§ EXERCISE AIM
In the records below, tally every line containing "screenshot". Report only the total.

§ DATA EXTRACT

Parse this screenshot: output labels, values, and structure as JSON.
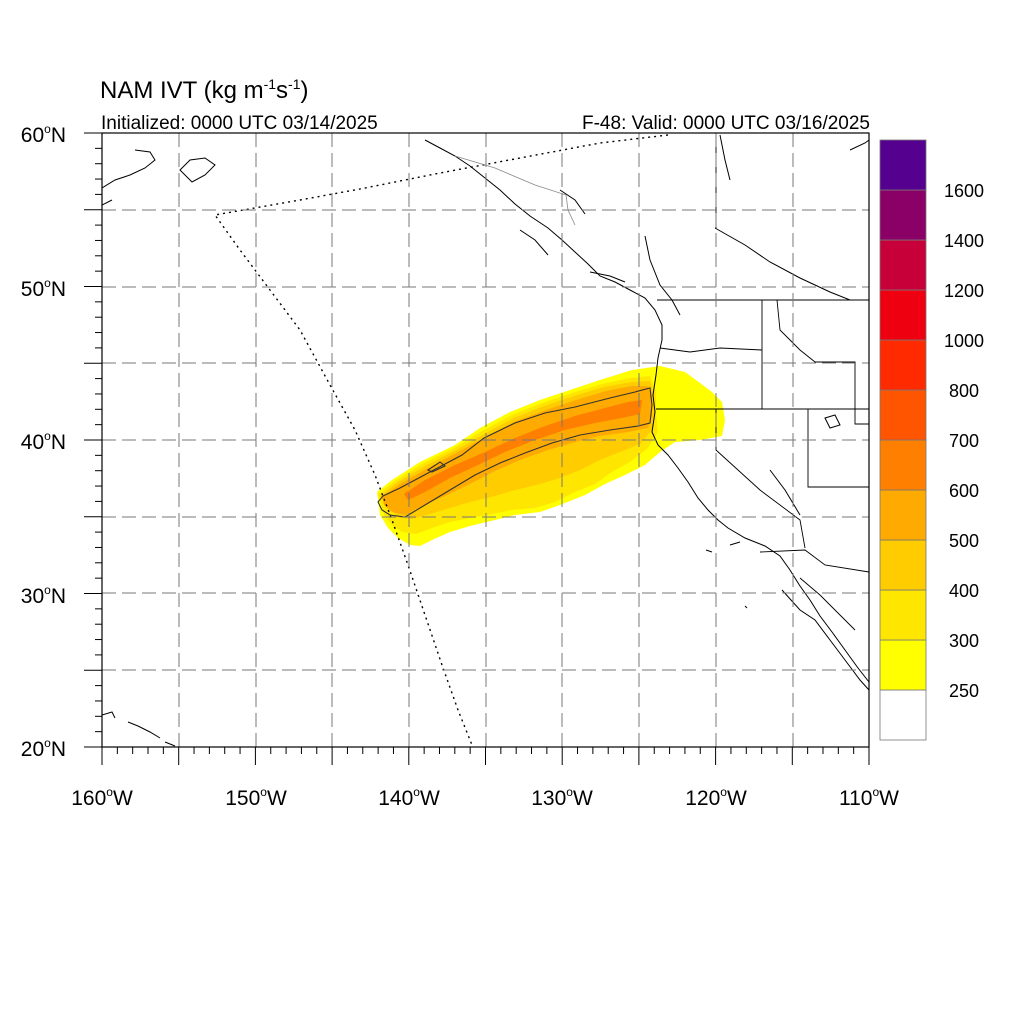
{
  "header": {
    "title_main": "NAM IVT (kg m",
    "title_exp1": "-1",
    "title_mid": "s",
    "title_exp2": "-1",
    "title_close": ")",
    "initialized": "Initialized: 0000 UTC 03/14/2025",
    "valid": "F-48: Valid: 0000 UTC 03/16/2025"
  },
  "map": {
    "lon_range": [
      -160,
      -110
    ],
    "lat_range": [
      20,
      60
    ],
    "lat_labels": [
      {
        "deg": "60",
        "suffix": "N"
      },
      {
        "deg": "50",
        "suffix": "N"
      },
      {
        "deg": "40",
        "suffix": "N"
      },
      {
        "deg": "30",
        "suffix": "N"
      },
      {
        "deg": "20",
        "suffix": "N"
      }
    ],
    "lon_labels": [
      {
        "deg": "160",
        "suffix": "W"
      },
      {
        "deg": "150",
        "suffix": "W"
      },
      {
        "deg": "140",
        "suffix": "W"
      },
      {
        "deg": "130",
        "suffix": "W"
      },
      {
        "deg": "120",
        "suffix": "W"
      },
      {
        "deg": "110",
        "suffix": "W"
      }
    ]
  },
  "colorbar": {
    "levels": [
      "250",
      "300",
      "400",
      "500",
      "600",
      "700",
      "800",
      "1000",
      "1200",
      "1400",
      "1600"
    ],
    "colors": [
      "#ffffff",
      "#ffff00",
      "#ffe600",
      "#ffcc00",
      "#ffaa00",
      "#ff7f00",
      "#ff5500",
      "#ff2a00",
      "#ee0010",
      "#c8003a",
      "#8b0066",
      "#560090"
    ]
  }
}
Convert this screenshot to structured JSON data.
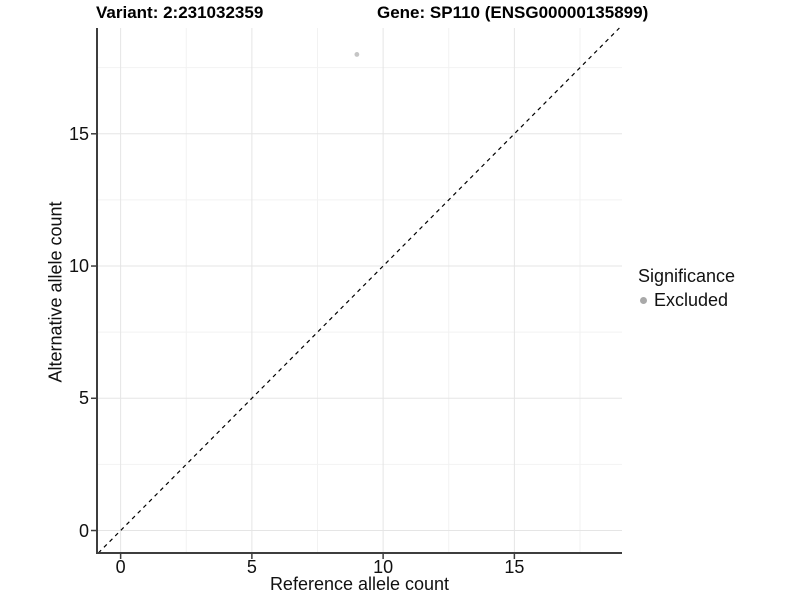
{
  "titles": {
    "variant": "Variant: 2:231032359",
    "gene": "Gene: SP110 (ENSG00000135899)"
  },
  "chart_data": {
    "type": "scatter",
    "title": "Variant: 2:231032359   Gene: SP110 (ENSG00000135899)",
    "xlabel": "Reference allele count",
    "ylabel": "Alternative allele count",
    "points": [
      {
        "x": 9,
        "y": 18,
        "significance": "Excluded"
      }
    ],
    "reference_line": {
      "kind": "abline",
      "slope": 1,
      "intercept": 0,
      "style": "dashed",
      "color": "#000000"
    },
    "xlim": [
      -0.9,
      19.1
    ],
    "ylim": [
      -0.85,
      19.0
    ],
    "x_ticks": [
      0,
      5,
      10,
      15
    ],
    "y_ticks": [
      0,
      5,
      10,
      15
    ],
    "x_minor_ticks": [
      2.5,
      7.5,
      12.5,
      17.5
    ],
    "y_minor_ticks": [
      2.5,
      7.5,
      12.5,
      17.5
    ],
    "grid": true,
    "legend": {
      "title": "Significance",
      "position": "right",
      "entries": [
        {
          "label": "Excluded",
          "color": "#a9a9a9",
          "marker": "circle"
        }
      ]
    },
    "colors": {
      "point": "#c5c5c5",
      "axis_line": "#3d3d3d",
      "grid_major": "#e5e5e5",
      "grid_minor": "#f2f2f2",
      "background": "#ffffff"
    }
  }
}
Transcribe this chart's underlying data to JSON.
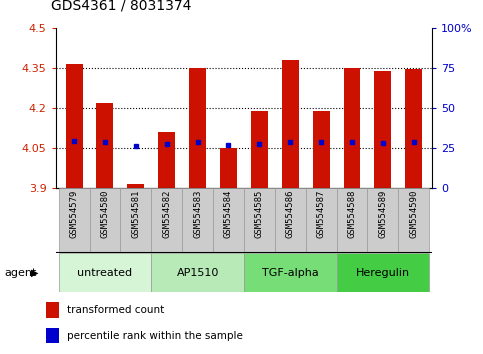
{
  "title": "GDS4361 / 8031374",
  "samples": [
    "GSM554579",
    "GSM554580",
    "GSM554581",
    "GSM554582",
    "GSM554583",
    "GSM554584",
    "GSM554585",
    "GSM554586",
    "GSM554587",
    "GSM554588",
    "GSM554589",
    "GSM554590"
  ],
  "red_values": [
    4.365,
    4.218,
    3.915,
    4.108,
    4.352,
    4.05,
    4.188,
    4.38,
    4.188,
    4.352,
    4.338,
    4.345
  ],
  "blue_values": [
    4.075,
    4.073,
    4.058,
    4.063,
    4.073,
    4.062,
    4.065,
    4.073,
    4.072,
    4.072,
    4.068,
    4.072
  ],
  "ylim": [
    3.9,
    4.5
  ],
  "yticks": [
    3.9,
    4.05,
    4.2,
    4.35,
    4.5
  ],
  "ytick_labels": [
    "3.9",
    "4.05",
    "4.2",
    "4.35",
    "4.5"
  ],
  "right_yticks": [
    0,
    25,
    50,
    75,
    100
  ],
  "right_ytick_labels": [
    "0",
    "25",
    "50",
    "75",
    "100%"
  ],
  "gridlines": [
    4.05,
    4.2,
    4.35
  ],
  "agent_groups": [
    {
      "label": "untreated",
      "start": 0,
      "end": 3
    },
    {
      "label": "AP1510",
      "start": 3,
      "end": 6
    },
    {
      "label": "TGF-alpha",
      "start": 6,
      "end": 9
    },
    {
      "label": "Heregulin",
      "start": 9,
      "end": 12
    }
  ],
  "agent_colors": [
    "#d6f5d6",
    "#b8eab8",
    "#77dd77",
    "#44cc44"
  ],
  "bar_color": "#cc1100",
  "dot_color": "#0000cc",
  "bar_width": 0.55,
  "tick_label_color_left": "#cc2200",
  "tick_label_color_right": "#0000cc",
  "legend_items": [
    {
      "color": "#cc1100",
      "label": "transformed count"
    },
    {
      "color": "#0000cc",
      "label": "percentile rank within the sample"
    }
  ],
  "sample_bg_color": "#cccccc",
  "sample_border_color": "#999999"
}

§ RESULT OF THIS EXERCISE
2